__Work required__: Return every line of the data below that includes the string "bytes".

[Data items]
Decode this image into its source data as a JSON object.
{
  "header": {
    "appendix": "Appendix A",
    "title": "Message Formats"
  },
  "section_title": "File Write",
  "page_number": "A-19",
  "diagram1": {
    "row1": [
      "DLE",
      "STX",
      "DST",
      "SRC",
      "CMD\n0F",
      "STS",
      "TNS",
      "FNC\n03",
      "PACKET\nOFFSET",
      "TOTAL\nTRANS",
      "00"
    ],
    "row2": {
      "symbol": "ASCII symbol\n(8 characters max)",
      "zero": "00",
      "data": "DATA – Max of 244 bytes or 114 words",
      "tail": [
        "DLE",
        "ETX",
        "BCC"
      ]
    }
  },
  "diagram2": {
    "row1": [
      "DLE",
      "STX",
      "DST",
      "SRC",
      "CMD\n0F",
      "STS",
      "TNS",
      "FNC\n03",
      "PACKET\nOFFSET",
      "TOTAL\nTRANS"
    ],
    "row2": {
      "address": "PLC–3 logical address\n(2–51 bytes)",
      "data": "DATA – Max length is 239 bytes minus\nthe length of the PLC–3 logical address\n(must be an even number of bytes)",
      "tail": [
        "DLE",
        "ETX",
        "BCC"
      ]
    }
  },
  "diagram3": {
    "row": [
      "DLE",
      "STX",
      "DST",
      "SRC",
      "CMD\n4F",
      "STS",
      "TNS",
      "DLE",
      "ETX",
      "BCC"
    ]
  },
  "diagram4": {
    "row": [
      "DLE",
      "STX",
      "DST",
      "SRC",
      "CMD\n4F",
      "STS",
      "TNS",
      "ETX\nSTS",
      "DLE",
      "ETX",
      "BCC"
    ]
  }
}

__Solution for this problem__:
      "data": "DATA – Max of 244 bytes or 114 words",
      "address": "PLC–3 logical address\n(2–51 bytes)",
      "data": "DATA – Max length is 239 bytes minus\nthe length of the PLC–3 logical address\n(must be an even number of bytes)",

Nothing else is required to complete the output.